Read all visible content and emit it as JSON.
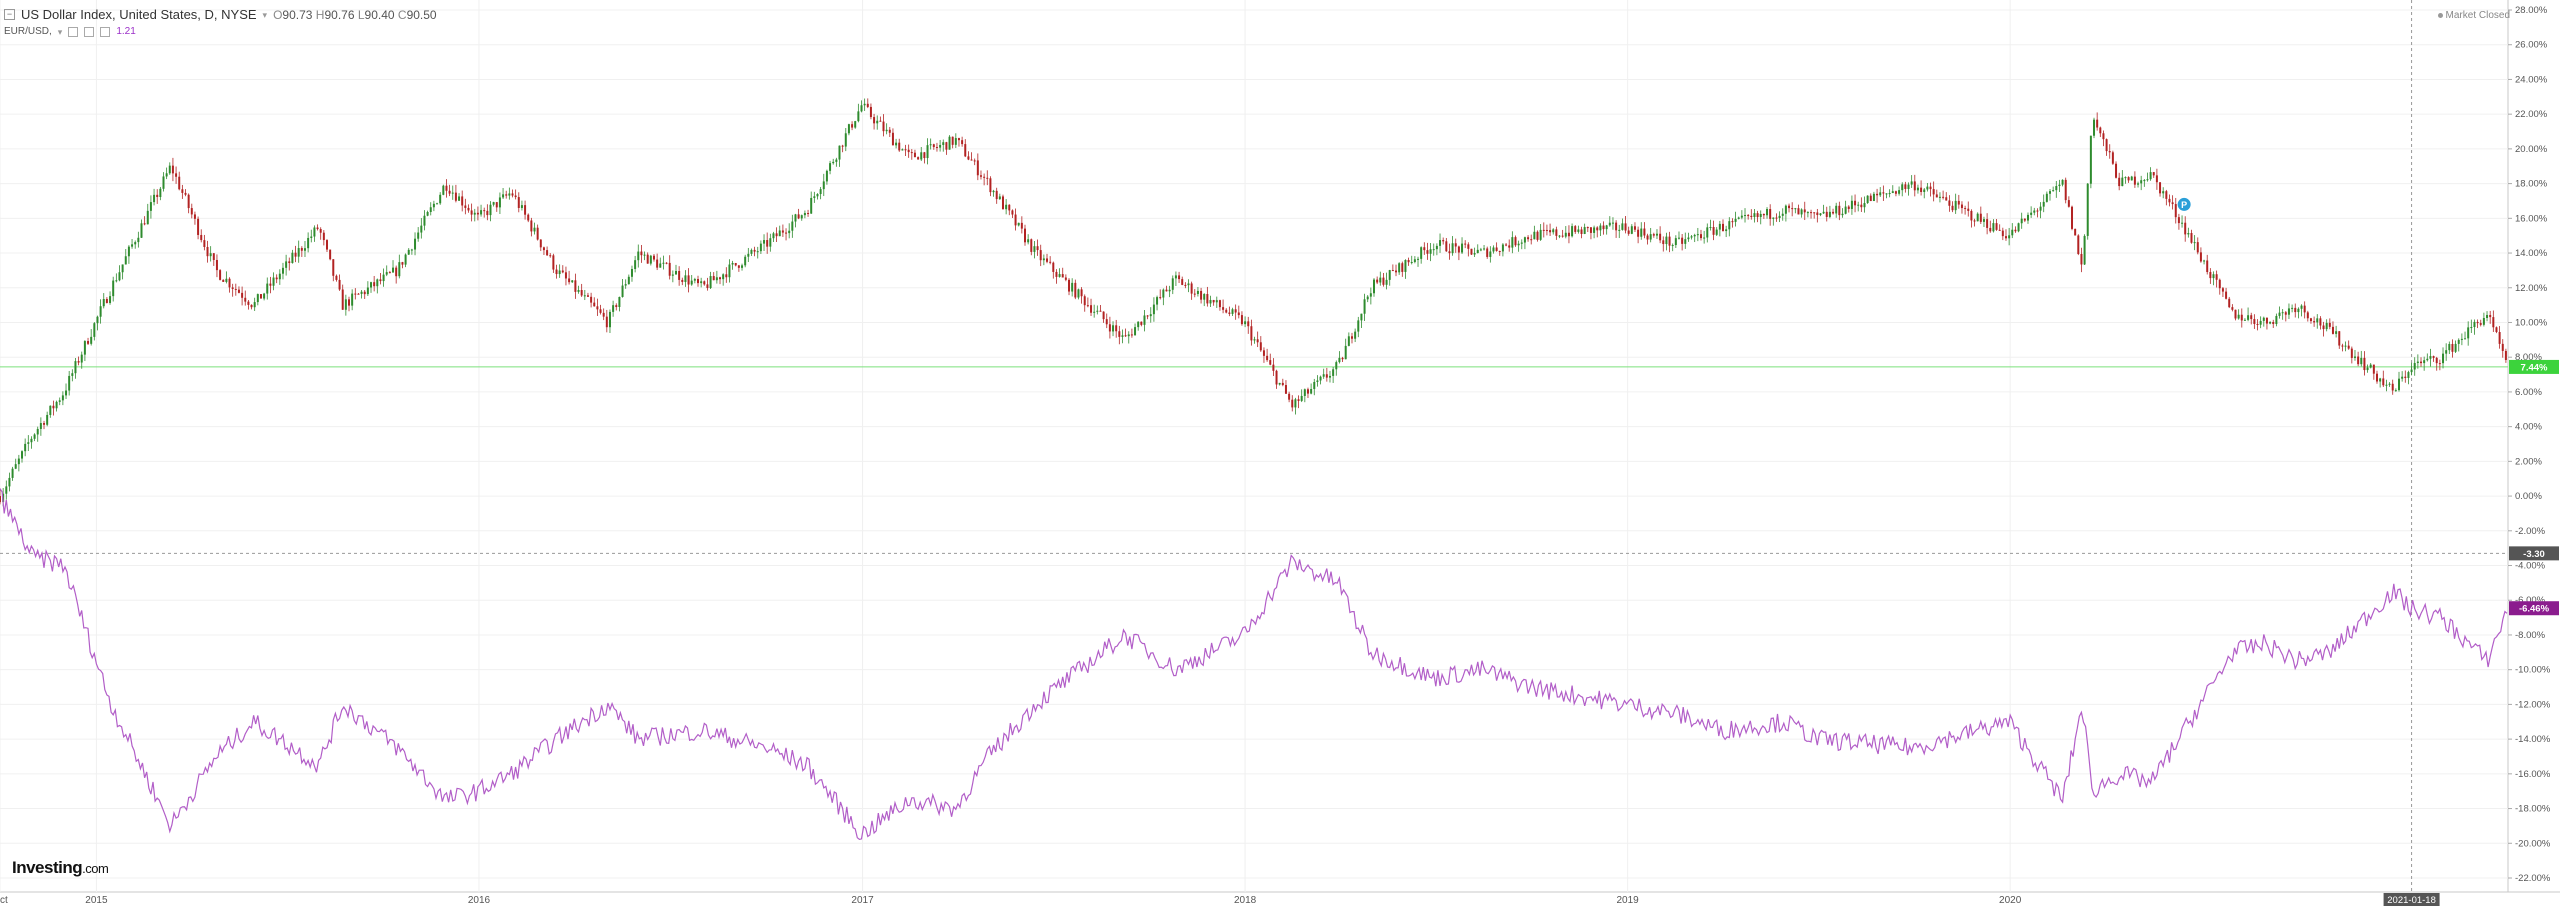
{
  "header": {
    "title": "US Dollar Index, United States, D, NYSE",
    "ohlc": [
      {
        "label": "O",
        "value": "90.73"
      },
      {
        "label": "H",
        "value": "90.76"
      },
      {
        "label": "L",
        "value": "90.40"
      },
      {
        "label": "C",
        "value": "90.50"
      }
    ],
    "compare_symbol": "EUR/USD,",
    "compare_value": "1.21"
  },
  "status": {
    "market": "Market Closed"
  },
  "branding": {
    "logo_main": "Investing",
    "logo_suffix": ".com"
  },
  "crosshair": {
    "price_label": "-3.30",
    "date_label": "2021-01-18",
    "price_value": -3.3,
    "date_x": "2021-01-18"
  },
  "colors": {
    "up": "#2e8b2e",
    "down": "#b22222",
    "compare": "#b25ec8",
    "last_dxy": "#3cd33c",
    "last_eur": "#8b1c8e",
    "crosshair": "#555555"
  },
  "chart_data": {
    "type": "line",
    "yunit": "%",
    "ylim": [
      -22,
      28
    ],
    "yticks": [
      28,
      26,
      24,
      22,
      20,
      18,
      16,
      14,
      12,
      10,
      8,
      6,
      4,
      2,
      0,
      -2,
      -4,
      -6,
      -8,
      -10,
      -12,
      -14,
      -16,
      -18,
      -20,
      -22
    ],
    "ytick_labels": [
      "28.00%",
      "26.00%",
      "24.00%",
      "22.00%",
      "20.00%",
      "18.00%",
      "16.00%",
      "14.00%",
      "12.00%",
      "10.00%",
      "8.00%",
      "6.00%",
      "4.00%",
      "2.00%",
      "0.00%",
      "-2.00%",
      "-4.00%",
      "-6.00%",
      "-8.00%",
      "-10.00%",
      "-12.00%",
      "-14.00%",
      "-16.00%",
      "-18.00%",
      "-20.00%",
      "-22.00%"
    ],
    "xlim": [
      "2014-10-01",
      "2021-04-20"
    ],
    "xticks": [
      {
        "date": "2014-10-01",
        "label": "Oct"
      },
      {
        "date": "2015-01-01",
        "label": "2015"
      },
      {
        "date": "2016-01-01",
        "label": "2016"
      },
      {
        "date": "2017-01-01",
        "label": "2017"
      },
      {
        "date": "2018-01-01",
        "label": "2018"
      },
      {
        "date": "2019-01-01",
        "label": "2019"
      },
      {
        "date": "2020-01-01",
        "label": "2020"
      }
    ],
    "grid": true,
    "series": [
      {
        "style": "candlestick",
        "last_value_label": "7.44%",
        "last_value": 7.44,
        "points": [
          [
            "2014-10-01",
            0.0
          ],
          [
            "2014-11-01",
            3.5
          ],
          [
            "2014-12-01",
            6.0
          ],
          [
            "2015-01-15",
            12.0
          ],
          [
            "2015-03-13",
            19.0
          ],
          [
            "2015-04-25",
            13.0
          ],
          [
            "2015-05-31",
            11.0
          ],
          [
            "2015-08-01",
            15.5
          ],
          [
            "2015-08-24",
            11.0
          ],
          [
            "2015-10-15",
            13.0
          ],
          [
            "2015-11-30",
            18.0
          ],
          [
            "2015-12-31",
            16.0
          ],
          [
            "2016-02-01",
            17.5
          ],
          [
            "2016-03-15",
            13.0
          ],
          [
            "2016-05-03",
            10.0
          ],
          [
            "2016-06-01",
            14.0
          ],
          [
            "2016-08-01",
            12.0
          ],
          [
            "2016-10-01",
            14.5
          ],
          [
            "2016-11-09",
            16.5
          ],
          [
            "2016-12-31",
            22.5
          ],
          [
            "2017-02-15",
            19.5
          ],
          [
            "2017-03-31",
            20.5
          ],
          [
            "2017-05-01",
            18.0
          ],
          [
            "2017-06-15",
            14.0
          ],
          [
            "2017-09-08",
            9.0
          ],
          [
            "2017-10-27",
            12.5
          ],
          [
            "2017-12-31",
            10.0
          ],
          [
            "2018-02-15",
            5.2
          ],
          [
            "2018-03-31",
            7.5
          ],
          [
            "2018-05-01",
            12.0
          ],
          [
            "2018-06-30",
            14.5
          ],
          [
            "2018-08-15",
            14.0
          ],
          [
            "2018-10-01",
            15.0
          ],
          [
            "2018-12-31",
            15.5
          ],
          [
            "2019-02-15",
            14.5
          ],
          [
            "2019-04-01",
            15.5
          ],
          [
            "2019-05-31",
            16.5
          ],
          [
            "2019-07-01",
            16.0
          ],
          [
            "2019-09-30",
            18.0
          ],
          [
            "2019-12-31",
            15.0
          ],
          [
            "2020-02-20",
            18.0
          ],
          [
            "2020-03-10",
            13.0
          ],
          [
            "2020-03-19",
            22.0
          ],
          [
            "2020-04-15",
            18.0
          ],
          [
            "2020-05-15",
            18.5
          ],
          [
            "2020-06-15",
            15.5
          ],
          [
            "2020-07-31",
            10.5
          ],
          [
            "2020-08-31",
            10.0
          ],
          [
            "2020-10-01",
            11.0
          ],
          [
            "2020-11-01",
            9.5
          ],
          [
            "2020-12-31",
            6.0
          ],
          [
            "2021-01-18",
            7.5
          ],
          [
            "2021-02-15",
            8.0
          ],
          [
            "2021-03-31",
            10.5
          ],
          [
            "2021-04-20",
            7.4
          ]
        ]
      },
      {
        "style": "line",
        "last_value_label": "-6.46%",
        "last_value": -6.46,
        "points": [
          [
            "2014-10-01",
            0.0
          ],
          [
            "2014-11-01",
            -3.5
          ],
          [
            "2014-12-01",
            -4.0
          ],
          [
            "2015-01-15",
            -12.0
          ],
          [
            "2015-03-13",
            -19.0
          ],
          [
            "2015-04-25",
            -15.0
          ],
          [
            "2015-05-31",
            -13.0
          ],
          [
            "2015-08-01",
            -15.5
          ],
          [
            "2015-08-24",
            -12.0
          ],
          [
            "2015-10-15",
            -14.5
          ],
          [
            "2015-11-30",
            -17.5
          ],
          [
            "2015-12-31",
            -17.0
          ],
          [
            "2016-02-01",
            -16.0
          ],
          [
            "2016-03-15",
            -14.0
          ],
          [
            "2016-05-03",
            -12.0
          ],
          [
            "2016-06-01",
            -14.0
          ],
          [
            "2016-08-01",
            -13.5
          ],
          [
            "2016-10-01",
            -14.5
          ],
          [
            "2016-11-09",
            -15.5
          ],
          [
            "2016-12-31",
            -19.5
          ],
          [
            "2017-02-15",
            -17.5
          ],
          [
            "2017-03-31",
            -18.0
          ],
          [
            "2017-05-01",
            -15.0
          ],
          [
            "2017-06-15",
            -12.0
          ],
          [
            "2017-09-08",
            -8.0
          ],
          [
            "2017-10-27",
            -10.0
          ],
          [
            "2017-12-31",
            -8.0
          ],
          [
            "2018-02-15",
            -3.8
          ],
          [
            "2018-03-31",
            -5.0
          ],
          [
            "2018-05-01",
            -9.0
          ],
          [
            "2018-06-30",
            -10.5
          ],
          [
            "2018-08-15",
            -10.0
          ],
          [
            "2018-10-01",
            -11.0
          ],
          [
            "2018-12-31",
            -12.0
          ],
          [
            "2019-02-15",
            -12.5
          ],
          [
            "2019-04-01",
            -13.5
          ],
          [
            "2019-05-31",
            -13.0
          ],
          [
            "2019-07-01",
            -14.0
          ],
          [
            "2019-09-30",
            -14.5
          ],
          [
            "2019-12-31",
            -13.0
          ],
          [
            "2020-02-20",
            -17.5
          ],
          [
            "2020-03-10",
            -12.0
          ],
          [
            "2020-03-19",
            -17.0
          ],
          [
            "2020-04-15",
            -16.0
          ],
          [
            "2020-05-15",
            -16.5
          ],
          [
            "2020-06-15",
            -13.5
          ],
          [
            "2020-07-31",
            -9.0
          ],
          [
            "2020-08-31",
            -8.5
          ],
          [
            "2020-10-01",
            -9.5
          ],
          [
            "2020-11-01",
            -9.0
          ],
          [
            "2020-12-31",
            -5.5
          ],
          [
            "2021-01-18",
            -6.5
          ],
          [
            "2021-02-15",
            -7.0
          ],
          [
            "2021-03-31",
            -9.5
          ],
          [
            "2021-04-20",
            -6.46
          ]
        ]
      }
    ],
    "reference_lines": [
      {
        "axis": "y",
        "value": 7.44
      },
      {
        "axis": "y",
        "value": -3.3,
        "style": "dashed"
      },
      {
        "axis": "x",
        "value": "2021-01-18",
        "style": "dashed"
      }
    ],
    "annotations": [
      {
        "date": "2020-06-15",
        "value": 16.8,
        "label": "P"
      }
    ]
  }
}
________________________
◆ REQUEST
Count each line of the entries that holds the word "style", then state the total and nothing more.

◆ WRITTEN SOLUTION
4